CONSIGNE 1: Présente sous forme de tableau Markdown les lignes de la liste, depuis son début jusqu'à la ligne contenant « 287, 1108, 345] », toutes deux incluses, avec les colonnes « N° » et « Ligne ». Laisse de côté les lignes vides.

EXTRAIT À LIRE:
::::::

Après le colloque RICHIE I qui s’est tenu à Paris les 31 mars et 1er avril 2005, le colloque RICHIE II a migré au Danemark (pour plus d’informations : http://www.europe-richie.org/). Il a été organisé à l’université de Copenhague par trois jeunes chercheurs, Morten Rasmussen (Copenhague), Ann-Christina Knudsen (Aarhus) et Jens Runge Poulsen (Copenhague), avec le soutien et sous la responsabilité scientifique des professeurs Karl-Christian Lammers (Copenhague) et Johnny Laursen (Aarhus), du 7 au 10 décembre 2006. Le comité scientifique dirigé par le professeur Lammers était constitué de huit professeurs dont la moitié avaient déjà fait partie du comité scientifique du colloque RICHIE I. (pour plus d’informations : http://www.ku.dk/priority/Europe/Activities/konference_the_road/index.asp)
Enfin et surtout, ce colloque a permis à 23 jeunes chercheurs provenant de 9 pays différents de présenter leurs recherches.
La thématique du colloque, «La voie vers l'Europe unie - Les interprétations du processus de l'intégration européenne» était large afin de regrouper des chercheurs provenant d’horizons variés autour de cinq thématiques.
La première insistait sur le caractère mobilisateur et fédérateur de l’idée européenne. Il a été illustré par des contributions de Carol Bergami sur Proudhon, de Lucia Bonfreschi sur de Gaulle et Jean Monnet, de François-Xavier Lafféach sur les actions de sensibilisation des jeunes européens fédéralistes et de Niklas Rossbach sur Heath et l’année de l’Europe.
La seconde thématique se proposait de revisiter la problématique d’Alan Milward : «Europe as the rescue of the nation-state». Elle a été illustrée par des papiers d’Anders Thornvig Sørensen sur la PAC, de Ferdinand Leikam sur la Grande-Bretagne, le Commonwealth et la CEE (1957-63), de Henning Türk sur la politique européenne de la Grande coalition (1966-69), de Giuliano Garavini sur la quête européenne d’un nouvel ordre économique mondial après le choc pétrolier de 1973 et de Simone Paoli sur les tentatives françaises de promouvoir l’utilisation du français à l’échelle européenne. La plupart de ces contributions et des discussions qui ont suivi ont abouti à souligner l’intérêt de l’approche du grand historien britannique mais aussi ses limites: il est impossible d’en faire une doctrine explicative universelle, ce qu’Alan Milward lui-même n’a d’ailleurs jamais prétendu.

::::::

LIGNES DE DONNÉES:
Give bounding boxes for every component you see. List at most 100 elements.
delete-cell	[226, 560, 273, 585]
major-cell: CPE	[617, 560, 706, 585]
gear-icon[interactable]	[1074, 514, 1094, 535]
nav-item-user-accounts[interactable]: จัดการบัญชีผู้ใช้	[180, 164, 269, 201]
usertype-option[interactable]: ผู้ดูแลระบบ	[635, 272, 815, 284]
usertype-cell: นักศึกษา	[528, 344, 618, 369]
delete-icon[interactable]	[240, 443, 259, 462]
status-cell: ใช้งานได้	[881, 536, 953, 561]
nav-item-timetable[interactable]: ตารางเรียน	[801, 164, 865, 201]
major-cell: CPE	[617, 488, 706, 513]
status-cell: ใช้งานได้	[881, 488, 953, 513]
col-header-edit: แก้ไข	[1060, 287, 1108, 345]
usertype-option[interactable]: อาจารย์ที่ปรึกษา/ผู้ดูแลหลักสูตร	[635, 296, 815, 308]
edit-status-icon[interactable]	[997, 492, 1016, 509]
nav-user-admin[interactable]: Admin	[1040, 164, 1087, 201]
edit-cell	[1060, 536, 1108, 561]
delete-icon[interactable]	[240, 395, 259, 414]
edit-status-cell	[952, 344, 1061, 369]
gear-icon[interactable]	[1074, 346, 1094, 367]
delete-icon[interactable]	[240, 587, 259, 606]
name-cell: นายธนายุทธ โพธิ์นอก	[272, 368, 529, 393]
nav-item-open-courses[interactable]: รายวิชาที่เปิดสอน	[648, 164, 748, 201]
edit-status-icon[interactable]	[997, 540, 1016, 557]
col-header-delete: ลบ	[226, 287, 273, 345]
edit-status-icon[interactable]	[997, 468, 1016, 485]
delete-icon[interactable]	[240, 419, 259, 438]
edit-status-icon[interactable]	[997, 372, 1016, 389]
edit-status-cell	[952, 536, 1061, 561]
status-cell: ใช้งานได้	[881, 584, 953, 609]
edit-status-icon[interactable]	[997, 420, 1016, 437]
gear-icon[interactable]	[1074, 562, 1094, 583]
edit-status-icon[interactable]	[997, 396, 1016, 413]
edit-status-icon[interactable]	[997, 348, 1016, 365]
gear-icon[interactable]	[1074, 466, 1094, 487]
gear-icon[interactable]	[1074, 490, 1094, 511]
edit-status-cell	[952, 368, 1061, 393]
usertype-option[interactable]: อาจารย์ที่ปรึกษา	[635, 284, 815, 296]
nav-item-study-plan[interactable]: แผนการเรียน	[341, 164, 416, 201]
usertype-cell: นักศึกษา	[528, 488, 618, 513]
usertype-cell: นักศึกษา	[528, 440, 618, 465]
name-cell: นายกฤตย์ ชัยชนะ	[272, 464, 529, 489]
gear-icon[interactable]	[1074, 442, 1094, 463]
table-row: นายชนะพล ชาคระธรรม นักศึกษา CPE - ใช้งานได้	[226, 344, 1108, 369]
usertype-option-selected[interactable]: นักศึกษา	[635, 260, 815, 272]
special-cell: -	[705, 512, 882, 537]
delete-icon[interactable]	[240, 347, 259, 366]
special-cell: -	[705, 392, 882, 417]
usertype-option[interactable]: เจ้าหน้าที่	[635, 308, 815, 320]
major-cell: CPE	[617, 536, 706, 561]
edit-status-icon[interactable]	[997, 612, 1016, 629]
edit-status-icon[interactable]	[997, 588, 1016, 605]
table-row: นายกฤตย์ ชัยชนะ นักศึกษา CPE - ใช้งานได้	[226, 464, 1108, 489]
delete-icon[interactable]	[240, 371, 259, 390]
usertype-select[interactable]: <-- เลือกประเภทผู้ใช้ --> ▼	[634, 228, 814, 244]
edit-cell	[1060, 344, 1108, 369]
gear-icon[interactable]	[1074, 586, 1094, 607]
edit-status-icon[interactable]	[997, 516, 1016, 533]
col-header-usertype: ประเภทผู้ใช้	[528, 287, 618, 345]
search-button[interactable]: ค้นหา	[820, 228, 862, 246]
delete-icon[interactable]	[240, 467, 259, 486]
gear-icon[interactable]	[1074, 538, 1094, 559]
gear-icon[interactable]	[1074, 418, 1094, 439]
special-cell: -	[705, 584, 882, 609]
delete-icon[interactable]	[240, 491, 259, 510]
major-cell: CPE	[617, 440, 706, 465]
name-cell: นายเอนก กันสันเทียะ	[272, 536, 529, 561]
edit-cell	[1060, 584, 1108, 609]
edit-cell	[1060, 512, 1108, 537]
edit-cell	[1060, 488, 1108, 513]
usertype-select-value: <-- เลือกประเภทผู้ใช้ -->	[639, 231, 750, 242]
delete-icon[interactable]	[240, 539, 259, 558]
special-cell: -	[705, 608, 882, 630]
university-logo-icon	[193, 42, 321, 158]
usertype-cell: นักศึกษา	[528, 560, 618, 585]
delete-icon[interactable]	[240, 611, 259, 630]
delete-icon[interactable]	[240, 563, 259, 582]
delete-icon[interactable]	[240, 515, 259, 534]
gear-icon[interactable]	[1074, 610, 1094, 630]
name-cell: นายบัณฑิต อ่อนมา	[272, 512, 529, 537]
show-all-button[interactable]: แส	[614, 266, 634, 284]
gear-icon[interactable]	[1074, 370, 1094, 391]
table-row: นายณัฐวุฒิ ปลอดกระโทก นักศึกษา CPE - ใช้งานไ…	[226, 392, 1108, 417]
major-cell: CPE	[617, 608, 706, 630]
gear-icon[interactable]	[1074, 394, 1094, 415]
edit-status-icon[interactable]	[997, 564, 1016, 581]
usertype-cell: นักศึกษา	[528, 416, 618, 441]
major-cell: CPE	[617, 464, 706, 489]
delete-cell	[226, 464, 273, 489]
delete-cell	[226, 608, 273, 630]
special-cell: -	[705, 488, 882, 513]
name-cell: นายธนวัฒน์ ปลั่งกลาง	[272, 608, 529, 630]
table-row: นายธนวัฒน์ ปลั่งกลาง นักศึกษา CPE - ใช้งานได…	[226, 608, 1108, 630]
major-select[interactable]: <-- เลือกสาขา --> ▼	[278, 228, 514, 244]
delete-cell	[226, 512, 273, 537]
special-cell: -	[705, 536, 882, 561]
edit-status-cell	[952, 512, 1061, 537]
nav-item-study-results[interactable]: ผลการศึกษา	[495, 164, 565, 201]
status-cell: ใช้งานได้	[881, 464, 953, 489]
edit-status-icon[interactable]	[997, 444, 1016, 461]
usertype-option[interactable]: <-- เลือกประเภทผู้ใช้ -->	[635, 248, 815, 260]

::::::

CONSIGNE 2: Poursuis le compte rendu du colloque RICHIE II en reprenant juste après sa dernière phrase.

RÉPONSE FINALE 1:
| N° | Ligne |
|---|---|
| 1 | Give bounding boxes for every component you see. List at most 100 elements. |
| 2 | delete-cell	[226, 560, 273, 585] |
| 3 | major-cell: CPE	[617, 560, 706, 585] |
| 4 | gear-icon[interactable]	[1074, 514, 1094, 535] |
| 5 | nav-item-user-accounts[interactable]: จัดการบัญชีผู้ใช้	[180, 164, 269, 201] |
| 6 | usertype-option[interactable]: ผู้ดูแลระบบ	[635, 272, 815, 284] |
| 7 | usertype-cell: นักศึกษา	[528, 344, 618, 369] |
| 8 | delete-icon[interactable]	[240, 443, 259, 462] |
| 9 | status-cell: ใช้งานได้	[881, 536, 953, 561] |
| 10 | nav-item-timetable[interactable]: ตารางเรียน	[801, 164, 865, 201] |
| 11 | major-cell: CPE	[617, 488, 706, 513] |
| 12 | status-cell: ใช้งานได้	[881, 488, 953, 513] |
| 13 | col-header-edit: แก้ไข	[1060, 287, 1108, 345] |

RÉPONSE FINALE 2:
Une troisième thématique insistait sur une problématique qui devrait devenir de plus en plus importante, celle du lien entre intégration européenne et globalisation. Thomas Fetzer a présenté une synthèse de sa thèse de doctorat récemment soutenue sur les syndicats britanniques et allemands de l’automobile. Simone Selva est intervenu sur les États-Unis et la reconstruction de l’Europe.
De manière plus classique, la quatrième approche assimilait l’intégration européenne à un élément de la politique étrangère traditionnelle. L’article de Philip Bajon sur la chaise vide a illustré cette idée et est parvenu à renouveler un sujet déjà étudié à de nombreuses reprises. La contribution de Guia Migani sur la politique européenne de coopération avec l’Afrique dans les années soixante démontre l’ambiguïté des notions de politique étrangère nationale et européenne. Helen Parr a dévoilé un aspect peu connu des négociations d’entrée du Royaume-Uni dans la CEE, le dossier de la défense. De nombreuses études enfin, se sont concentrées sur les années 1973-75 et ont profité de l’ouverture d’archives récentes sur l’année de l’Europe (Aurélie Gfeller) et sur le processus qui a mené à la conférence d’Helsinki de 1975 (Angela Romano, Kimmo Elo) pour croiser l’histoire de l’intégration européenne et l’histoire des relations internationales.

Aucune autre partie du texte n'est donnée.